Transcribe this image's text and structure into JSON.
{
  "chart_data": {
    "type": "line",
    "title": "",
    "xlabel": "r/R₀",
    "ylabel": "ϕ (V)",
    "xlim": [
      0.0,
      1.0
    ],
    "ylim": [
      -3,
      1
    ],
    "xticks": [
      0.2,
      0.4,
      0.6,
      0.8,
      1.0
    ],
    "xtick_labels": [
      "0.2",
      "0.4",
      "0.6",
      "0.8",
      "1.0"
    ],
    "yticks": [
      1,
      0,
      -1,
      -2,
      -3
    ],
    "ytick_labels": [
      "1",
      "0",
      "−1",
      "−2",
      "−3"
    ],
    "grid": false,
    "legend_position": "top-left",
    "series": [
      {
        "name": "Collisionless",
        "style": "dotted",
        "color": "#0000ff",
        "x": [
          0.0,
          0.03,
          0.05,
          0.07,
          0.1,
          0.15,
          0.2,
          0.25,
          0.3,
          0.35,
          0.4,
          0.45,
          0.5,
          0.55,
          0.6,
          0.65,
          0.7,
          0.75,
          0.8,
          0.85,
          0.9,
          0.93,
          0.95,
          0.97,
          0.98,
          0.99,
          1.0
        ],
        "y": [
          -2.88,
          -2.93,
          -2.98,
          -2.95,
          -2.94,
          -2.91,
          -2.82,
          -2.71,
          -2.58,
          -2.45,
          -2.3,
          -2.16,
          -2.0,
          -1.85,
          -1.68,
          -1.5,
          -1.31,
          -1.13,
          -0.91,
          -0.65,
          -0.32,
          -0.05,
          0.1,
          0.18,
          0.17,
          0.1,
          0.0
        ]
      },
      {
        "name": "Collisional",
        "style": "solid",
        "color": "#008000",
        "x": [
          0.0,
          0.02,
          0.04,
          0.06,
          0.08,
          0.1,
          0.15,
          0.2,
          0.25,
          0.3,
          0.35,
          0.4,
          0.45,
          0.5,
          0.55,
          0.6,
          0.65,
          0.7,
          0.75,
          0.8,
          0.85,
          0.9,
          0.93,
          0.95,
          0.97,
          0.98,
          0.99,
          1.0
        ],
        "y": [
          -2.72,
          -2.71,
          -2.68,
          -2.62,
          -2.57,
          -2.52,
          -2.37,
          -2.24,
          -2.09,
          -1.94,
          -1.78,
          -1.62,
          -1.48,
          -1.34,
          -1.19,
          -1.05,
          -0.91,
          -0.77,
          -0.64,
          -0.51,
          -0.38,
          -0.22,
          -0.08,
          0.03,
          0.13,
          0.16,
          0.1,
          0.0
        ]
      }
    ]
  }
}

__Stated goal__: From the entries, report each line that includes the word "name".

__Result__:
        "name": "Collisionless",
        "name": "Collisional",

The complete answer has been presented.